__What you should do__
Output every line of the material exactly, omitting images.

BEGIN Exercise material

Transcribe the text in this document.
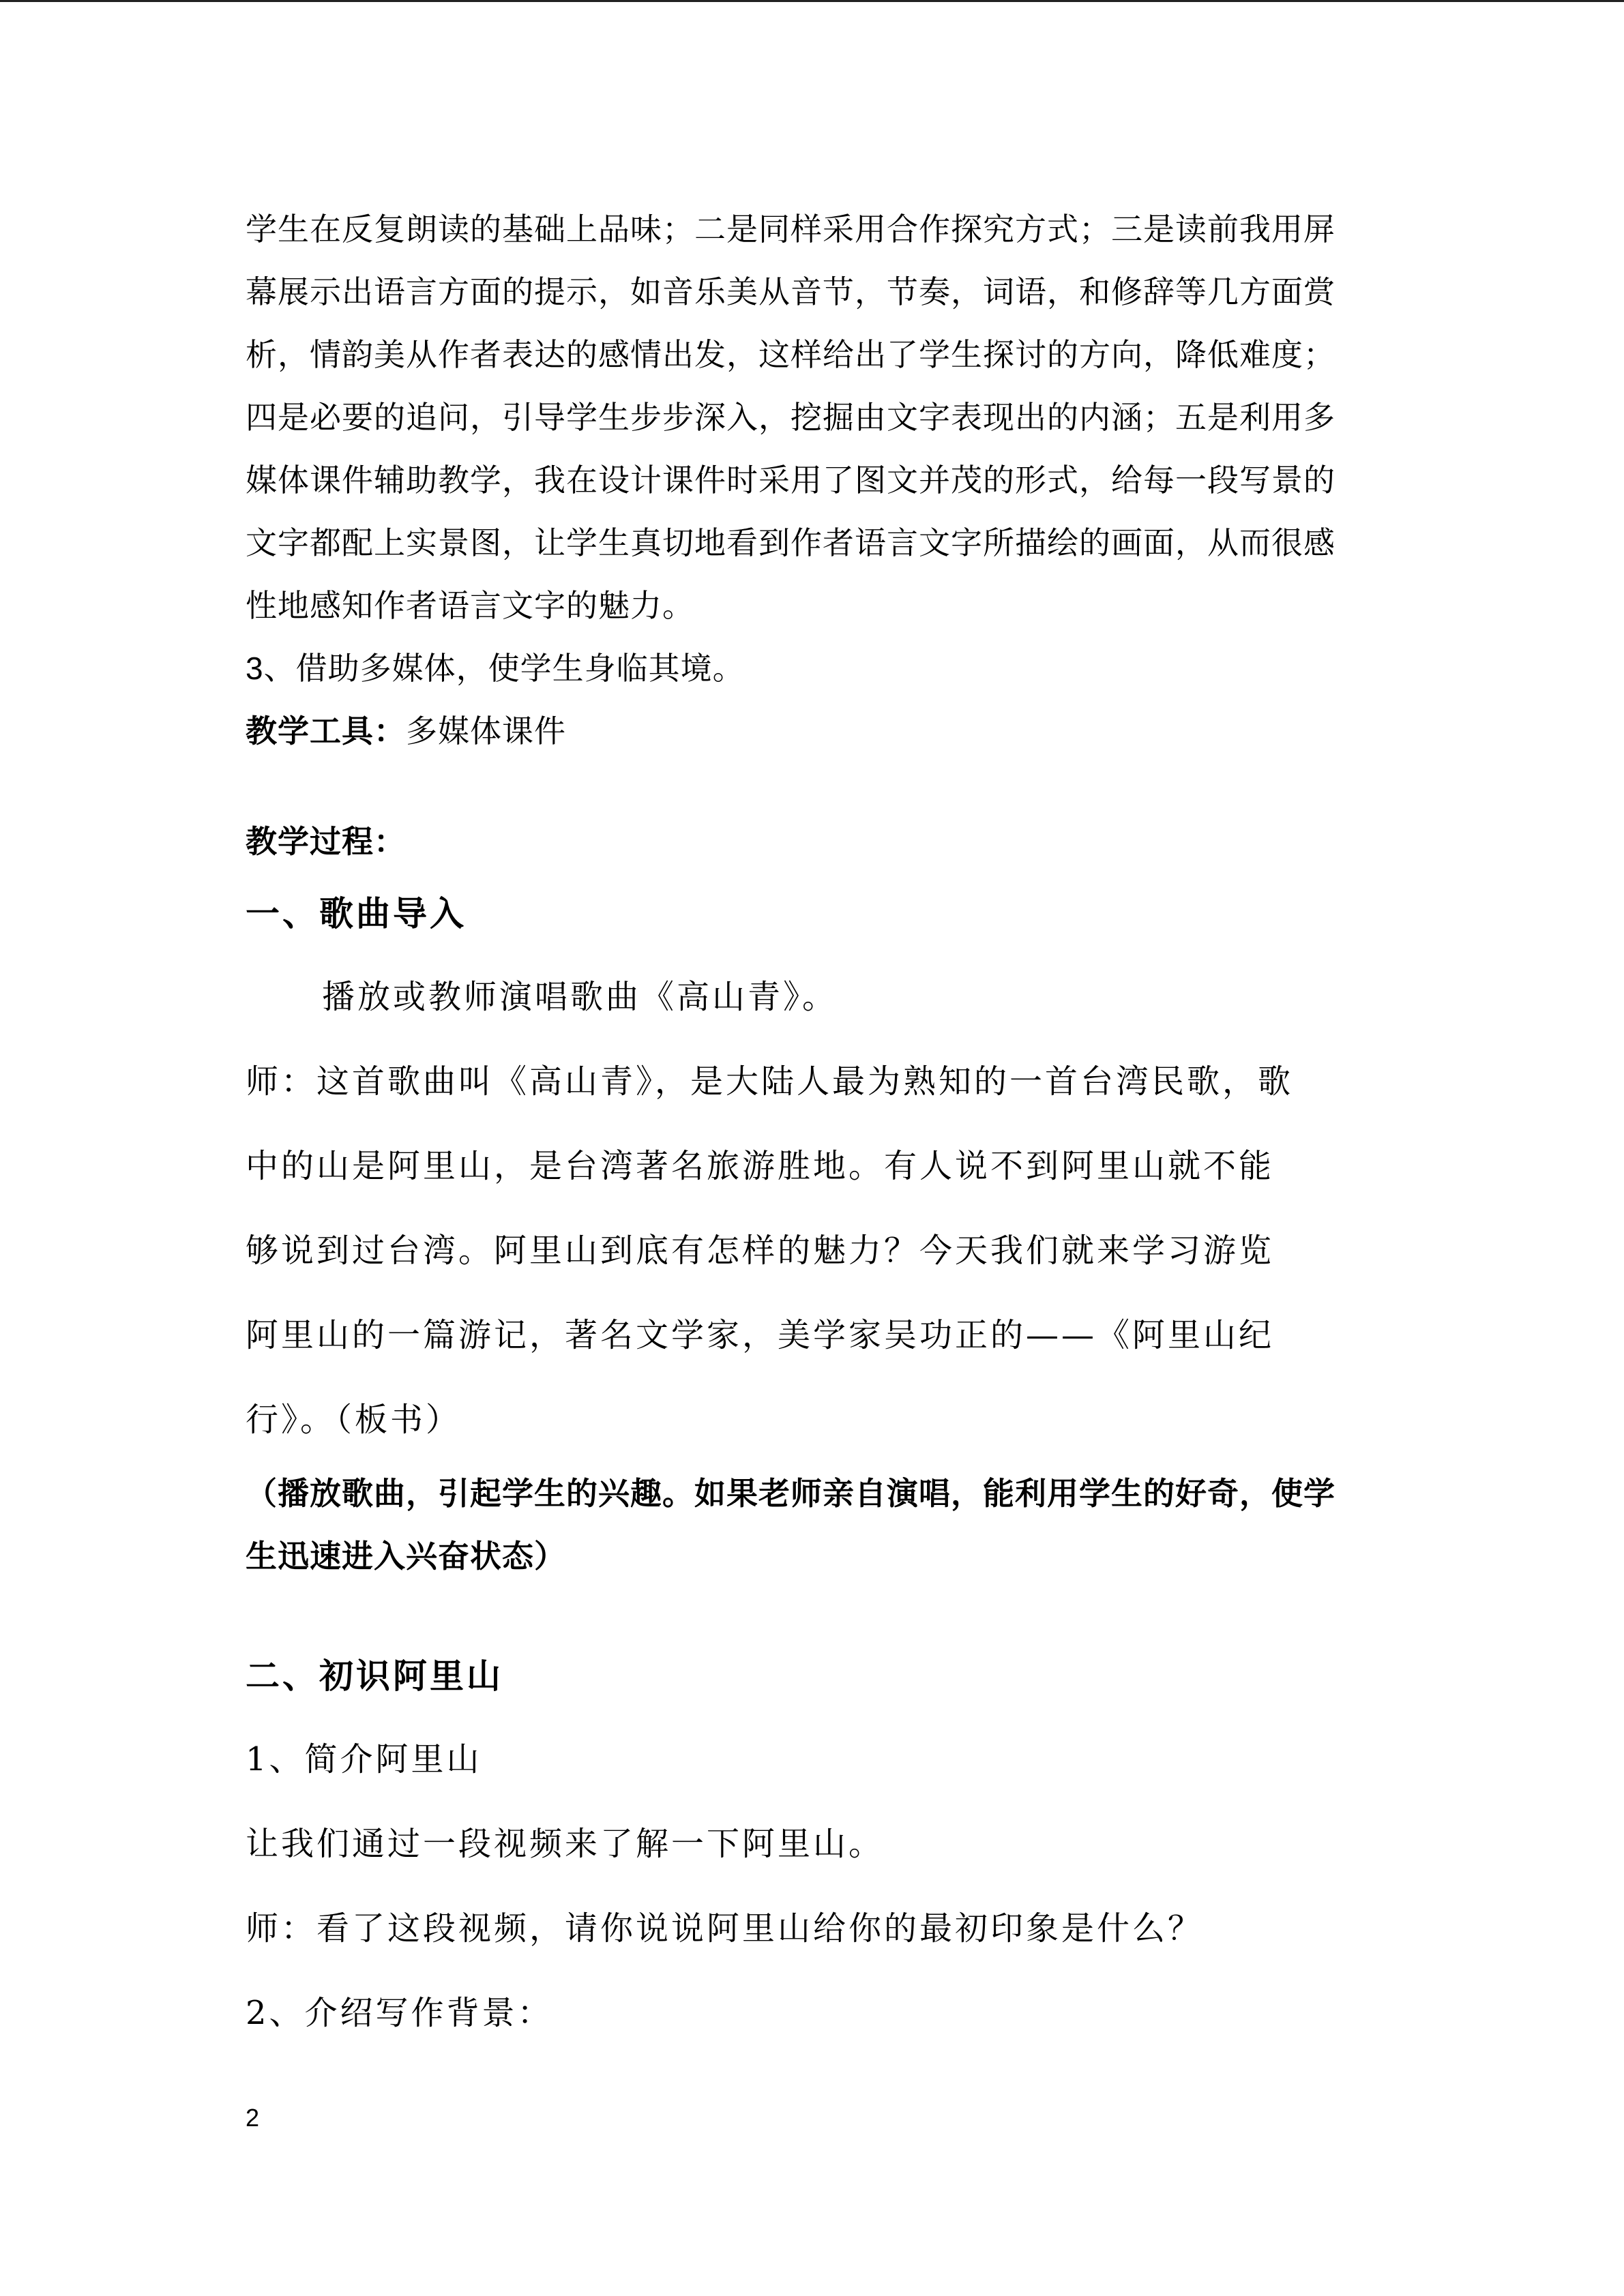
学生在反复朗读的基础上品味；二是同样采用合作探究方式；三是读前我用屏

幕展示出语言方面的提示，如音乐美从音节，节奏，词语，和修辞等几方面赏

析，情韵美从作者表达的感情出发，这样给出了学生探讨的方向，降低难度；

四是必要的追问，引导学生步步深入，挖掘由文字表现出的内涵；五是利用多

媒体课件辅助教学，我在设计课件时采用了图文并茂的形式，给每一段写景的

文字都配上实景图，让学生真切地看到作者语言文字所描绘的画面，从而很感

性地感知作者语言文字的魅力。

3、借助多媒体，使学生身临其境。

教学工具：多媒体课件

教学过程：

一、歌曲导入

播放或教师演唱歌曲《高山青》。

师：这首歌曲叫《高山青》，是大陆人最为熟知的一首台湾民歌，歌

中的山是阿里山，是台湾著名旅游胜地。有人说不到阿里山就不能

够说到过台湾。阿里山到底有怎样的魅力？今天我们就来学习游览

阿里山的一篇游记，著名文学家，美学家吴功正的——《阿里山纪

行》。（板书）

（播放歌曲，引起学生的兴趣。如果老师亲自演唱，能利用学生的好奇，使学

生迅速进入兴奋状态）

二、初识阿里山

1、简介阿里山

让我们通过一段视频来了解一下阿里山。

师：看了这段视频，请你说说阿里山给你的最初印象是什么？

2、介绍写作背景：

2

END Exercise material

__Expected output__
Transcribe the text in this document.
学生在反复朗读的基础上品味；二是同样采用合作探究方式；三是读前我用屏

幕展示出语言方面的提示，如音乐美从音节，节奏，词语，和修辞等几方面赏

析，情韵美从作者表达的感情出发，这样给出了学生探讨的方向，降低难度；

四是必要的追问，引导学生步步深入，挖掘由文字表现出的内涵；五是利用多

媒体课件辅助教学，我在设计课件时采用了图文并茂的形式，给每一段写景的

文字都配上实景图，让学生真切地看到作者语言文字所描绘的画面，从而很感

性地感知作者语言文字的魅力。

3、借助多媒体，使学生身临其境。

教学工具：多媒体课件

教学过程：

一、歌曲导入

播放或教师演唱歌曲《高山青》。

师：这首歌曲叫《高山青》，是大陆人最为熟知的一首台湾民歌，歌

中的山是阿里山，是台湾著名旅游胜地。有人说不到阿里山就不能

够说到过台湾。阿里山到底有怎样的魅力？今天我们就来学习游览

阿里山的一篇游记，著名文学家，美学家吴功正的——《阿里山纪

行》。（板书）

（播放歌曲，引起学生的兴趣。如果老师亲自演唱，能利用学生的好奇，使学

生迅速进入兴奋状态）

二、初识阿里山

1、简介阿里山

让我们通过一段视频来了解一下阿里山。

师：看了这段视频，请你说说阿里山给你的最初印象是什么？

2、介绍写作背景：

2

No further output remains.